**Problem set**
A) Decide whether each statement agrees with the article on Daniel Brush, which appears below with the records. Answer yes or no for each, and quote the words of the article that settle it. (i) Brush proposed to Olivia on the day they met. (ii) The interview took place on a cool, breezy day. (iii) The Noh performance was to be held at Carnegie Hall.
B) Answer these questions from the article on Daniel Brush below, marking each answer to match its question.
(i) What is the Bunny Bangle made of?
(ii) In what year did the interview at the New York loft take place?
(iii) Which Grand Master of the Kanze School was to direct the Noh performance?
C) Pick up the article on Daniel Brush, which appears below, right after its final sentence and keep writing it.

**Source**
In memory of the New York jeweller Daniel Brush

Daniel Brush’s extraordinary jewels are an expression of his lifelong search for a state of grace. In memory of the artist, who passed away at the end of 2022, we revisit an interview from 2016, when we met him at his New York loft

Main image:

Jeweller Daniel Brush in 2016. Right, Justinian, 1989-93. A pure gold, 22-carat gold and steel box. Photos: Geordie Wood

‘You know,’ Daniel Brush — artist, jeweller and creator of enchanted, uncategorisable objects — was telling me, ‘I’m now at the stage, I make these things to let them have a voice. I make whatever I make because I want to make it. I don’t have any notion beyond it. In fact, I frankly don’t know what to do with these things. But I want to be right there at the edge with the cold wind blowing at me.’

We were in the loft where he and his wife Olivia live and work, near the Flatiron Building in downtown Manhattan. It was the Fourth of July. Outside, the weather was close, muggy, still — not so much as a breath of air blowing, cold or otherwise. But inside, as always with the Brushes, the conversation eddied and swirled constantly, this way and that, around questions of creativity and value and how we engage with works of art.

Brush mentioned his excitement at the prospect of attending a performance of traditional Japanese Noh plays at Lincoln Center that was due to take place the following week. Not just any performance — this would be under the direction of the 26th Grand Master of the Kanze School, a direct descendant of Noh’s great 14th-century exponent and theorist Zeami Motokiyo. A first for New York and practically unprecedented outside Kyoto.

Bunny Bangle, 1988-92. Hand-carved Bakelite, gold, pink Argyle diamonds and rubies. Photo: Geordie Wood

Bunny Bangle, 1988-92. Hand-carved Bakelite, gold, pink Argyle diamonds and rubies. Photo: Geordie Wood

I knew from previous encounters with Brush that Noh was one of his most enduring passions and sources of inspiration, along with gold, steel and, above all, Olivia, to whom he proposed on the day they met, as art students at the Carnegie Institute, in 1967. So I wasn’t surprised that the upcoming show was more than enough to send him into an ecstasy of anticipation.

‘There’s a particular Noh theatre actor who comes onto the stage and says absolutely nothing,’ he told me. ‘They’ve got an accompanying role. They stand next to an accompanying-role column and say nothing. But they have yūgen.’ He paused, casting his gaze towards a distant ceiling, fingers steepled.

Brush is very adept at these dramatic pauses — though whether in a way that is more Zeami Motokiyo than Harold Pinter, I couldn’t say for sure.

‘As best I can understand it,’ he went on, scrunching up his features, ‘yūgen  translates into supreme elegance. And this supreme elegance is not the Western definition of elegance. It’s big. It’s, like, you know, supremely  elegant. So. To have yūgen. Wow. I say to myself all the time, what do I have to do? How do they do  it? How do I get  it? Where  do I get it? Do I keep working? Do I keep thinking? Am I on the right track? Am I supposed to be doing something else, maybe? What if I’ve wasted my time doing all this stuff? Like, is it a good thing to want  to have yūgen?’ He paused again, relaxed his scrunched-up features, smiled. ‘I think so. I do think so,’ he said.

**Given data**

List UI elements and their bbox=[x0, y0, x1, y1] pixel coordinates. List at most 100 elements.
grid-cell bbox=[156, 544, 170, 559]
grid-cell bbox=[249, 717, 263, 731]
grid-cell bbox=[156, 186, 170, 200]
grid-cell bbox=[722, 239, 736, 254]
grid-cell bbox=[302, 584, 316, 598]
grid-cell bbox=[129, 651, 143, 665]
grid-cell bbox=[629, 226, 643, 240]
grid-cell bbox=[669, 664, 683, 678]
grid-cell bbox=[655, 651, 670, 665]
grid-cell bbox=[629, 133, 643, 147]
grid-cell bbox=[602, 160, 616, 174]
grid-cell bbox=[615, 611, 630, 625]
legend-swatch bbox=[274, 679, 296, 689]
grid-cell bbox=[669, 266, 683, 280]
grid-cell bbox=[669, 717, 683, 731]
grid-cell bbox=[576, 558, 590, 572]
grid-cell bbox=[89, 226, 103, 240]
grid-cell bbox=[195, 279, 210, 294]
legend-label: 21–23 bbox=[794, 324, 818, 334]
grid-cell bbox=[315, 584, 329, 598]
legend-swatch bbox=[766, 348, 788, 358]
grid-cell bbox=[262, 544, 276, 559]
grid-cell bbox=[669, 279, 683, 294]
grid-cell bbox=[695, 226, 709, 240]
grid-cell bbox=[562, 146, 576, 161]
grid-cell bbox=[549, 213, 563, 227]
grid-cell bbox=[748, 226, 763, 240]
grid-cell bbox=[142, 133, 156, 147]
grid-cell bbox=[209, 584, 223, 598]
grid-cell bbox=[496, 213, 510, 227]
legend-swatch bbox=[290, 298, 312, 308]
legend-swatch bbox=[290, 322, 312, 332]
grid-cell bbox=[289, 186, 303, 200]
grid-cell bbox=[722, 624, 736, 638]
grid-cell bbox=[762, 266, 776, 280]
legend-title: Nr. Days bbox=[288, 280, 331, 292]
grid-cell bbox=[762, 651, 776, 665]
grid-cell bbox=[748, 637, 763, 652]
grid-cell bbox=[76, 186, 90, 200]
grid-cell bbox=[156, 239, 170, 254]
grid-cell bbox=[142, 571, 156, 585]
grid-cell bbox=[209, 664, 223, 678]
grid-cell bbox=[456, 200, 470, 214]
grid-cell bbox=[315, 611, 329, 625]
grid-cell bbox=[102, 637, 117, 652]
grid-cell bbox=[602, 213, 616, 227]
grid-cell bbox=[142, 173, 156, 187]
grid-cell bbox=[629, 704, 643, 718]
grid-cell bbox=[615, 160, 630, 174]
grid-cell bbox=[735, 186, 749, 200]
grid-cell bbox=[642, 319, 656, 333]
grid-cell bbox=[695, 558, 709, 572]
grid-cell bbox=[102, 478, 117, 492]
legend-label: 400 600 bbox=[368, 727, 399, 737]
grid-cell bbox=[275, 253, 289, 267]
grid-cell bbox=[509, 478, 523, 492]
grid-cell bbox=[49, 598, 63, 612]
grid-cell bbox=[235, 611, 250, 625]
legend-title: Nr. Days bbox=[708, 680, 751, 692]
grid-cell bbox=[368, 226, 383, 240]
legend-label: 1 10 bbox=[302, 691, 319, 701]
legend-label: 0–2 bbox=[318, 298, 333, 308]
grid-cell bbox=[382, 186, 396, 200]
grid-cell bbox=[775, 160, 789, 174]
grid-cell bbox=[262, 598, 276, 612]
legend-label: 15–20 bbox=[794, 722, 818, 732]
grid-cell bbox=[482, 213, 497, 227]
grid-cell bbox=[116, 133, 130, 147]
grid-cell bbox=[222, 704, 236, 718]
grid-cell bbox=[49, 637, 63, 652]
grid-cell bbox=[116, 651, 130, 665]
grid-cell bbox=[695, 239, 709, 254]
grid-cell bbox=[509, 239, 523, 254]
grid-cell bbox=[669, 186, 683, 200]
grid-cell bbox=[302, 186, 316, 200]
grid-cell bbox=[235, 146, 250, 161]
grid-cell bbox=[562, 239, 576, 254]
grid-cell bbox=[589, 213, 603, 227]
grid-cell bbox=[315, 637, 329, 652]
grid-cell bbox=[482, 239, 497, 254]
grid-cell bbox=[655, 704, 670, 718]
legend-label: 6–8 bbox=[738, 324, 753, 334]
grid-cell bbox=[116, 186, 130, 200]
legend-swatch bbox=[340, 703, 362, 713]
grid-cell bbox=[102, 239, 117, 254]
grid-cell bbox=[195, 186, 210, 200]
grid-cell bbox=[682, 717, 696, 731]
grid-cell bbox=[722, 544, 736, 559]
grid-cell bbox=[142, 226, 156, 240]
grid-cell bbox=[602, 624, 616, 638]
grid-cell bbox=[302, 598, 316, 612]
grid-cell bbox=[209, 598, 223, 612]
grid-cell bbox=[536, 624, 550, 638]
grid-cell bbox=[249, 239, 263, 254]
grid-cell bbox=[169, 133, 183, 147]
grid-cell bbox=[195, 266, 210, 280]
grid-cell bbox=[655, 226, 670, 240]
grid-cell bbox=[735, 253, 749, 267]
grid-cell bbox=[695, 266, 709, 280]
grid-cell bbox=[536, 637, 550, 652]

**Responses to the tasks**
A)
(i) Yes: "to whom he proposed on the day they met, as art students at the Carnegie Institute, in 1967"
(ii) No: "the weather was close, muggy, still — not so much as a breath of air blowing, cold or otherwise"
(iii) No: "a performance of traditional Japanese Noh plays at Lincoln Center"

B)
(i) Hand-carved Bakelite, gold, pink Argyle diamonds and rubies
(ii) 2016
(iii) The 26th Grand Master

C)
I felt as though I’d been given a present. Yūgen. I looked it up. According to one source, yūgen  relates to understatement, intimation, elegance, aristocratic grace, composure, equilibrium, serenity and quietism.

‘It is almost impossible to find a parallel of this yūgen  quality in the West, since it is something hardly ever created and appreciated by Westerners. But in Noh the beauty of yūgen  is the core of its ideals. Without this quality the Noh ceases to exist.’

Wave, 1993-96. Hammered, chased, pure gold inlet, hand-carved steel. Photo: Geordie Wood

Wave, 1993-96. Hammered, chased, pure gold inlet, hand-carved steel. Photo: Geordie Wood

This wonderful, obscure, all-but-untranslatable term is actually a hugely helpful one in considering the body of work that Brush has produced over the past half-century. The early paintings and drawings, jagged, fraught and intense. Exquisite sculptural pieces of profound mystery in ivory, steel and gold. Jewellery, witty and whimsical, in precious gemstones, Bakelite and ultralight NASA metal alloys. All so outwardly different that you might not believe they could have sprung from the same imagination, and yet all imbued, in glorious, ineffable abundance, with yūgen.

I asked François Curiel, Christie’s chairman and pre-eminent jewellery expert, and a friend of the Brushes for more than 30 years, how he would sum up such an apparently disparate and dislocated oeuvre. ‘Daniel’s creative genius is contradictory, unorthodox and diverse,’ he agreed.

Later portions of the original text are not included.